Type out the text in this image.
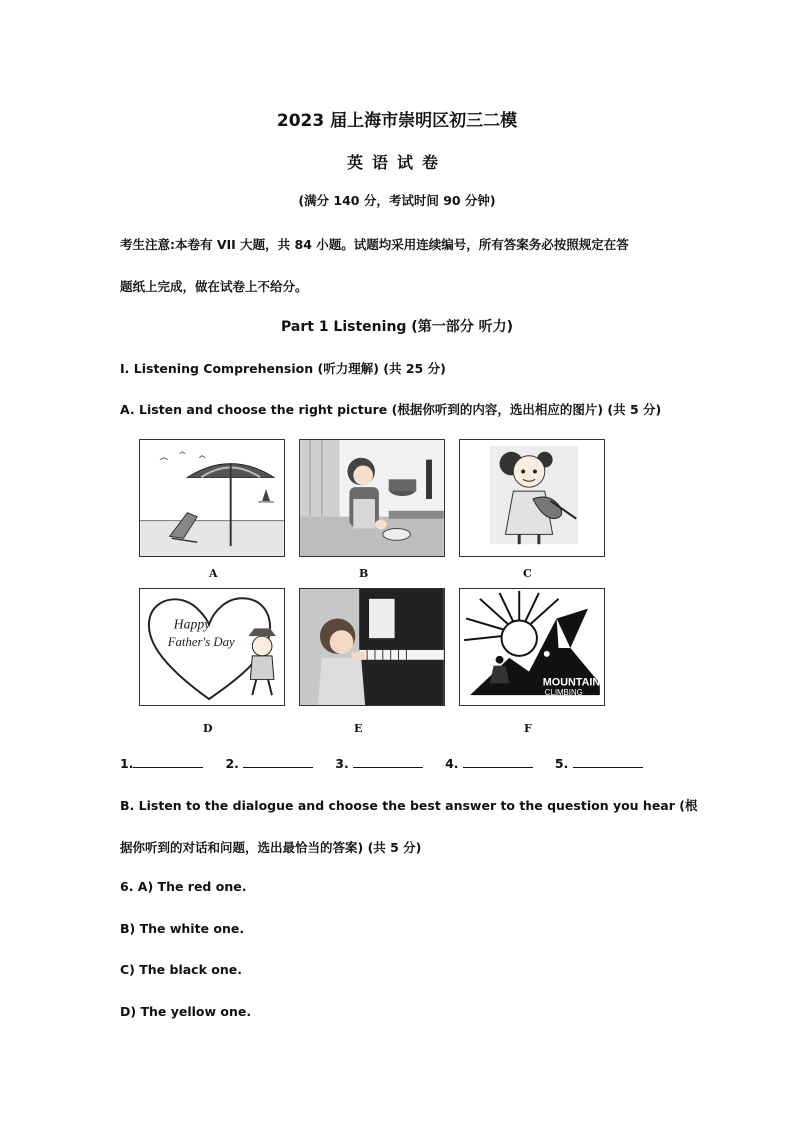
2023 届上海市崇明区初三二模
英语试卷
(满分 140 分，考试时间 90 分钟)
考生注意:本卷有 VII 大题，共 84 小题。试题均采用连续编号，所有答案务必按照规定在答
题纸上完成，做在试卷上不给分。
Part 1 Listening (第一部分 听力)
I. Listening Comprehension (听力理解) (共 25 分)
A. Listen and choose the right picture (根据你听到的内容，选出相应的图片) (共 5 分)
A	B	C
Happy
Father's Day
D	E
MOUNTAIN
CLIMBING
F
1.	2.	3.	4.	5.
B. Listen to the dialogue and choose the best answer to the question you hear (根
据你听到的对话和问题，选出最恰当的答案) (共 5 分)
6. A) The red one.
B) The white one.
C) The black one.
D) The yellow one.
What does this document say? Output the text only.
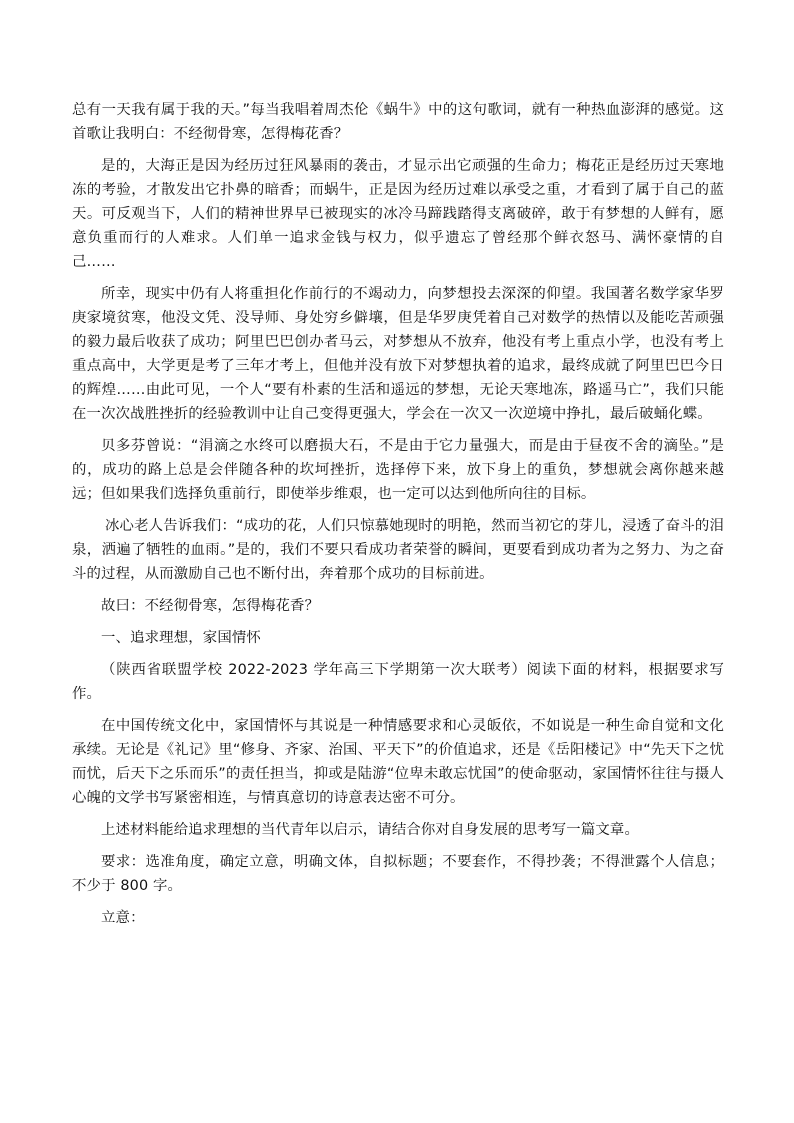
总有一天我有属于我的天。”每当我唱着周杰伦《蜗牛》中的这句歌词，就有一种热血澎湃的感觉。这首歌让我明白：不经彻骨寒，怎得梅花香？

是的，大海正是因为经历过狂风暴雨的袭击，才显示出它顽强的生命力；梅花正是经历过天寒地冻的考验，才散发出它扑鼻的暗香；而蜗牛，正是因为经历过难以承受之重，才看到了属于自己的蓝天。可反观当下，人们的精神世界早已被现实的冰冷马蹄践踏得支离破碎，敢于有梦想的人鲜有，愿意负重而行的人难求。人们单一追求金钱与权力，似乎遗忘了曾经那个鲜衣怒马、满怀豪情的自己……

所幸，现实中仍有人将重担化作前行的不竭动力，向梦想投去深深的仰望。我国著名数学家华罗庚家境贫寒，他没文凭、没导师、身处穷乡僻壤，但是华罗庚凭着自己对数学的热情以及能吃苦顽强的毅力最后收获了成功；阿里巴巴创办者马云，对梦想从不放弃，他没有考上重点小学，也没有考上重点高中，大学更是考了三年才考上，但他并没有放下对梦想执着的追求，最终成就了阿里巴巴今日的辉煌……由此可见，一个人“要有朴素的生活和遥远的梦想，无论天寒地冻，路遥马亡”，我们只能在一次次战胜挫折的经验教训中让自己变得更强大，学会在一次又一次逆境中挣扎，最后破蛹化蝶。

贝多芬曾说：“涓滴之水终可以磨损大石，不是由于它力量强大，而是由于昼夜不舍的滴坠。”是的，成功的路上总是会伴随各种的坎坷挫折，选择停下来，放下身上的重负，梦想就会离你越来越远；但如果我们选择负重前行，即使举步维艰，也一定可以达到他所向往的目标。

冰心老人告诉我们：“成功的花，人们只惊慕她现时的明艳，然而当初它的芽儿，浸透了奋斗的泪泉，洒遍了牺牲的血雨。”是的，我们不要只看成功者荣誉的瞬间，更要看到成功者为之努力、为之奋斗的过程，从而激励自己也不断付出，奔着那个成功的目标前进。

故曰：不经彻骨寒，怎得梅花香？

一、追求理想，家国情怀

（陕西省联盟学校 2022-2023 学年高三下学期第一次大联考）阅读下面的材料，根据要求写作。

在中国传统文化中，家国情怀与其说是一种情感要求和心灵皈依，不如说是一种生命自觉和文化承续。无论是《礼记》里“修身、齐家、治国、平天下”的价值追求，还是《岳阳楼记》中“先天下之忧而忧，后天下之乐而乐”的责任担当，抑或是陆游“位卑未敢忘忧国”的使命驱动，家国情怀往往与摄人心魄的文学书写紧密相连，与情真意切的诗意表达密不可分。

上述材料能给追求理想的当代青年以启示，请结合你对自身发展的思考写一篇文章。

要求：选准角度，确定立意，明确文体，自拟标题；不要套作，不得抄袭；不得泄露个人信息；不少于 800 字。

立意：
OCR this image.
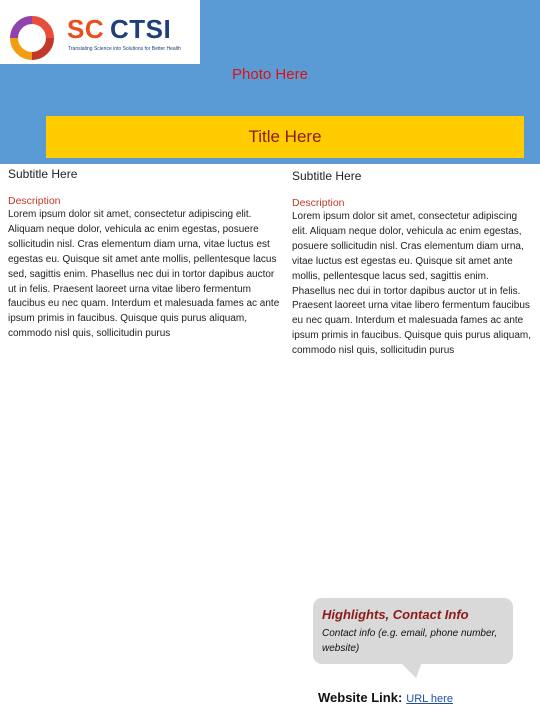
SC CTSI
Translating Science into Solutions for Better Health
Photo Here
Title Here

Subtitle Here

Description

Lorem ipsum dolor sit amet, consectetur adipiscing elit. Aliquam neque dolor, vehicula ac enim egestas, posuere sollicitudin nisl. Cras elementum diam urna, vitae luctus est egestas eu. Quisque sit amet ante mollis, pellentesque lacus sed, sagittis enim. Phasellus nec dui in tortor dapibus auctor ut in felis. Praesent laoreet urna vitae libero fermentum faucibus eu nec quam. Interdum et malesuada fames ac ante ipsum primis in faucibus. Quisque quis purus aliquam, commodo nisl quis, sollicitudin purus

Subtitle Here

Description

Lorem ipsum dolor sit amet, consectetur adipiscing elit. Aliquam neque dolor, vehicula ac enim egestas, posuere sollicitudin nisl. Cras elementum diam urna, vitae luctus est egestas eu. Quisque sit amet ante mollis, pellentesque lacus sed, sagittis enim. Phasellus nec dui in tortor dapibus auctor ut in felis. Praesent laoreet urna vitae libero fermentum faucibus eu nec quam. Interdum et malesuada fames ac ante ipsum primis in faucibus. Quisque quis purus aliquam, commodo nisl quis, sollicitudin purus

Highlights, Contact Info
Contact info (e.g. email, phone number, website)
Website Link: URL here
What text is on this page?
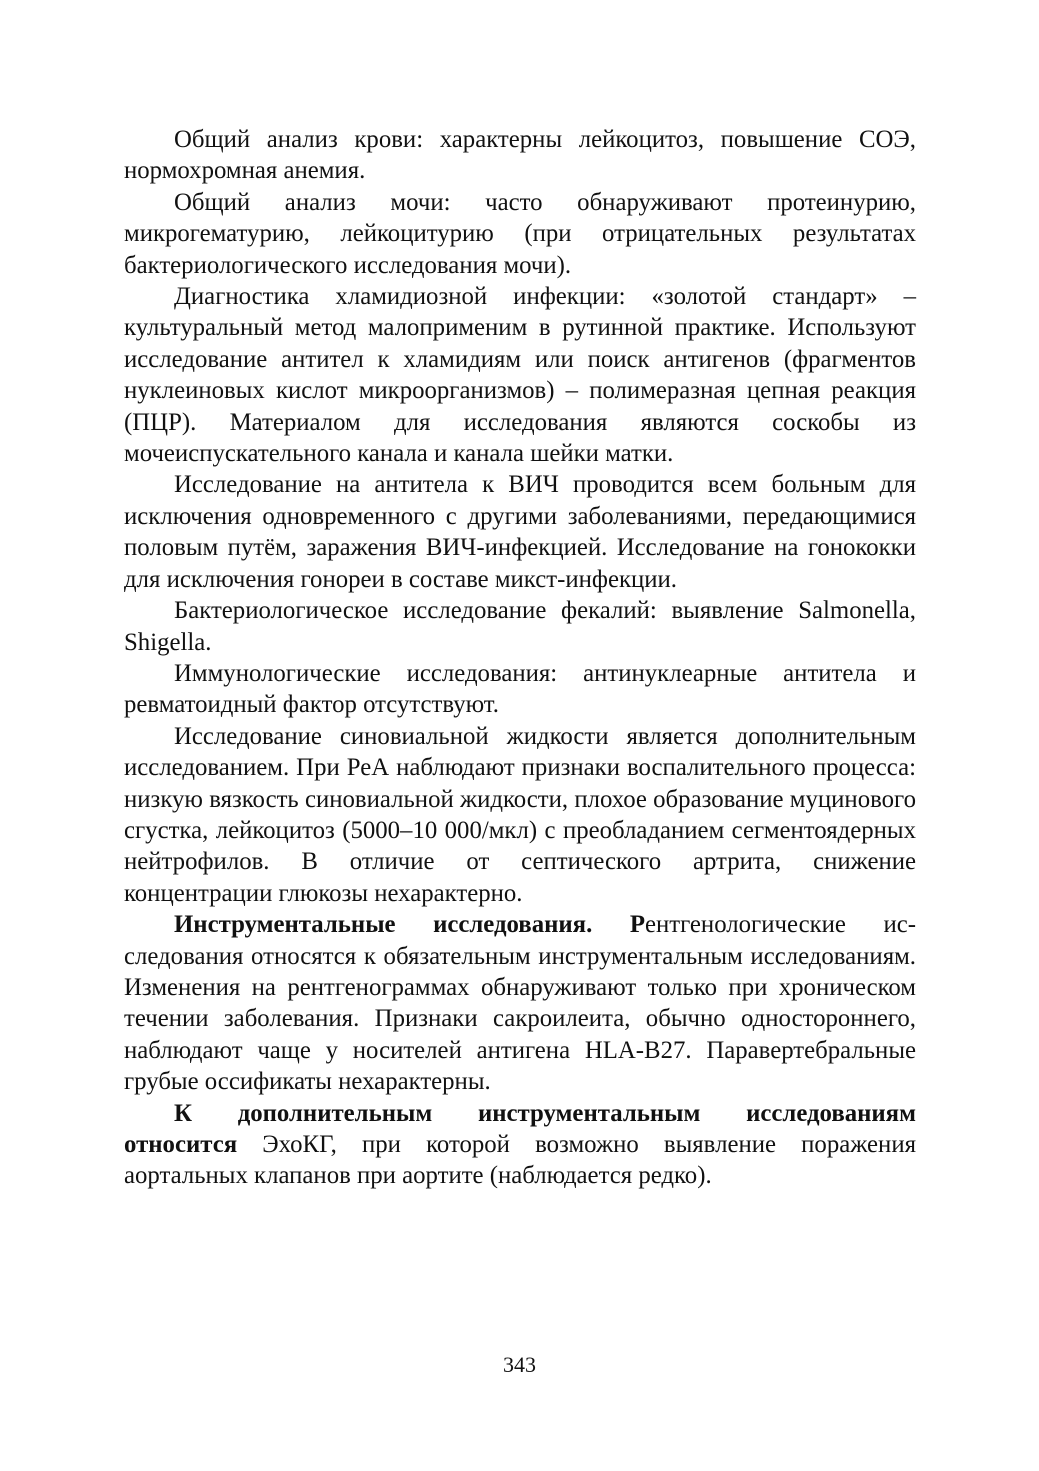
Общий анализ крови: характерны лейкоцитоз, повышение СОЭ, нормохромная анемия.

Общий анализ мочи: часто обнаруживают протеинурию, микрогематурию, лейкоцитурию (при отрицательных результатах бактериологического исследования мочи).

Диагностика хламидиозной инфекции: «золотой стандарт» – культуральный метод малоприменим в рутинной практике. Используют исследование антител к хламидиям или поиск антигенов (фрагментов нуклеиновых кислот микроорганизмов) – полимеразная цепная реакция (ПЦР). Материалом для исследования являются соскобы из мочеиспускательного канала и канала шейки матки.

Исследование на антитела к ВИЧ проводится всем больным для исключения одновременного с другими заболеваниями, передающимися половым путём, заражения ВИЧ-инфекцией. Исследование на гонококки для исключения гонореи в составе микст-инфекции.

Бактериологическое исследование фекалий: выявление Salmonella, Shigella.

Иммунологические исследования: антинуклеарные антитела и ревматоидный фактор отсутствуют.

Исследование синовиальной жидкости является дополнительным исследованием. При РеА наблюдают признаки воспалительного процесса: низкую вязкость синовиальной жидкости, плохое образование муцинового сгустка, лейкоцитоз (5000–10 000/мкл) с преобладанием сегментоядерных нейтрофилов. В отличие от септического артрита, снижение концентрации глюкозы нехарактерно.

Инструментальные исследования. Рентгенологические исследования относятся к обязательным инструментальным исследованиям. Изменения на рентгенограммах обнаруживают только при хроническом течении заболевания. Признаки сакроилеита, обычно одностороннего, наблюдают чаще у носителей антигена HLA-B27. Паравертебральные грубые оссификаты нехарактерны.

К дополнительным инструментальным исследованиям относится ЭхоКГ, при которой возможно выявление поражения аортальных клапанов при аортите (наблюдается редко).

343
::::
# GIVEN TASK:
Excluding the pictures, reproduce every entry exactly as given.

# FINISHED EXERCISE:
Type out the text in this image.
2023 届上海市崇明区初三二模
英语试卷
(满分 140 分，考试时间 90 分钟)
考生注意:本卷有 VII 大题，共 84 小题。试题均采用连续编号，所有答案务必按照规定在答
题纸上完成，做在试卷上不给分。
Part 1 Listening (第一部分 听力)
I. Listening Comprehension (听力理解) (共 25 分)
A. Listen and choose the right picture (根据你听到的内容，选出相应的图片) (共 5 分)
A	B	C
Happy
Father's Day
D	E
MOUNTAIN
CLIMBING
F
1.	2.	3.	4.	5.
B. Listen to the dialogue and choose the best answer to the question you hear (根
据你听到的对话和问题，选出最恰当的答案) (共 5 分)
6. A) The red one.
B) The white one.
C) The black one.
D) The yellow one.
What does this document say? Output the text only.
总有一天我有属于我的天。”每当我唱着周杰伦《蜗牛》中的这句歌词，就有一种热血澎湃的感觉。这首歌让我明白：不经彻骨寒，怎得梅花香？

是的，大海正是因为经历过狂风暴雨的袭击，才显示出它顽强的生命力；梅花正是经历过天寒地冻的考验，才散发出它扑鼻的暗香；而蜗牛，正是因为经历过难以承受之重，才看到了属于自己的蓝天。可反观当下，人们的精神世界早已被现实的冰冷马蹄践踏得支离破碎，敢于有梦想的人鲜有，愿意负重而行的人难求。人们单一追求金钱与权力，似乎遗忘了曾经那个鲜衣怒马、满怀豪情的自己……

所幸，现实中仍有人将重担化作前行的不竭动力，向梦想投去深深的仰望。我国著名数学家华罗庚家境贫寒，他没文凭、没导师、身处穷乡僻壤，但是华罗庚凭着自己对数学的热情以及能吃苦顽强的毅力最后收获了成功；阿里巴巴创办者马云，对梦想从不放弃，他没有考上重点小学，也没有考上重点高中，大学更是考了三年才考上，但他并没有放下对梦想执着的追求，最终成就了阿里巴巴今日的辉煌……由此可见，一个人“要有朴素的生活和遥远的梦想，无论天寒地冻，路遥马亡”，我们只能在一次次战胜挫折的经验教训中让自己变得更强大，学会在一次又一次逆境中挣扎，最后破蛹化蝶。

贝多芬曾说：“涓滴之水终可以磨损大石，不是由于它力量强大，而是由于昼夜不舍的滴坠。”是的，成功的路上总是会伴随各种的坎坷挫折，选择停下来，放下身上的重负，梦想就会离你越来越远；但如果我们选择负重前行，即使举步维艰，也一定可以达到他所向往的目标。

冰心老人告诉我们：“成功的花，人们只惊慕她现时的明艳，然而当初它的芽儿，浸透了奋斗的泪泉，洒遍了牺牲的血雨。”是的，我们不要只看成功者荣誉的瞬间，更要看到成功者为之努力、为之奋斗的过程，从而激励自己也不断付出，奔着那个成功的目标前进。

故曰：不经彻骨寒，怎得梅花香？

一、追求理想，家国情怀

（陕西省联盟学校 2022-2023 学年高三下学期第一次大联考）阅读下面的材料，根据要求写作。

在中国传统文化中，家国情怀与其说是一种情感要求和心灵皈依，不如说是一种生命自觉和文化承续。无论是《礼记》里“修身、齐家、治国、平天下”的价值追求，还是《岳阳楼记》中“先天下之忧而忧，后天下之乐而乐”的责任担当，抑或是陆游“位卑未敢忘忧国”的使命驱动，家国情怀往往与摄人心魄的文学书写紧密相连，与情真意切的诗意表达密不可分。

上述材料能给追求理想的当代青年以启示，请结合你对自身发展的思考写一篇文章。

要求：选准角度，确定立意，明确文体，自拟标题；不要套作，不得抄袭；不得泄露个人信息；不少于 800 字。

立意：
OCR this image.
SC CTSI
Translating Science into Solutions for Better Health
Photo Here
Title Here

Subtitle Here

Description

Lorem ipsum dolor sit amet, consectetur adipiscing elit. Aliquam neque dolor, vehicula ac enim egestas, posuere sollicitudin nisl. Cras elementum diam urna, vitae luctus est egestas eu. Quisque sit amet ante mollis, pellentesque lacus sed, sagittis enim. Phasellus nec dui in tortor dapibus auctor ut in felis. Praesent laoreet urna vitae libero fermentum faucibus eu nec quam. Interdum et malesuada fames ac ante ipsum primis in faucibus. Quisque quis purus aliquam, commodo nisl quis, sollicitudin purus

Subtitle Here

Description

Lorem ipsum dolor sit amet, consectetur adipiscing elit. Aliquam neque dolor, vehicula ac enim egestas, posuere sollicitudin nisl. Cras elementum diam urna, vitae luctus est egestas eu. Quisque sit amet ante mollis, pellentesque lacus sed, sagittis enim. Phasellus nec dui in tortor dapibus auctor ut in felis. Praesent laoreet urna vitae libero fermentum faucibus eu nec quam. Interdum et malesuada fames ac ante ipsum primis in faucibus. Quisque quis purus aliquam, commodo nisl quis, sollicitudin purus

Highlights, Contact Info
Contact info (e.g. email, phone number, website)
Website Link: URL here
What text is on this page?
Общий анализ крови: характерны лейкоцитоз, повышение СОЭ, нормохромная анемия.

Общий анализ мочи: часто обнаруживают протеинурию, микрогематурию, лейкоцитурию (при отрицательных результатах бактериологического исследования мочи).

Диагностика хламидиозной инфекции: «золотой стандарт» – культуральный метод малоприменим в рутинной практике. Используют исследование антител к хламидиям или поиск антигенов (фрагментов нуклеиновых кислот микроорганизмов) – полимеразная цепная реакция (ПЦР). Материалом для исследования являются соскобы из мочеиспускательного канала и канала шейки матки.

Исследование на антитела к ВИЧ проводится всем больным для исключения одновременного с другими заболеваниями, передающимися половым путём, заражения ВИЧ-инфекцией. Исследование на гонококки для исключения гонореи в составе микст-инфекции.

Бактериологическое исследование фекалий: выявление Salmonella, Shigella.

Иммунологические исследования: антинуклеарные антитела и ревматоидный фактор отсутствуют.

Исследование синовиальной жидкости является дополнительным исследованием. При РеА наблюдают признаки воспалительного процесса: низкую вязкость синовиальной жидкости, плохое образование муцинового сгустка, лейкоцитоз (5000–10 000/мкл) с преобладанием сегментоядерных нейтрофилов. В отличие от септического артрита, снижение концентрации глюкозы нехарактерно.

Инструментальные исследования. Рентгенологические исследования относятся к обязательным инструментальным исследованиям. Изменения на рентгенограммах обнаруживают только при хроническом течении заболевания. Признаки сакроилеита, обычно одностороннего, наблюдают чаще у носителей антигена HLA-B27. Паравертебральные грубые оссификаты нехарактерны.

К дополнительным инструментальным исследованиям относится ЭхоКГ, при которой возможно выявление поражения аортальных клапанов при аортите (наблюдается редко).

343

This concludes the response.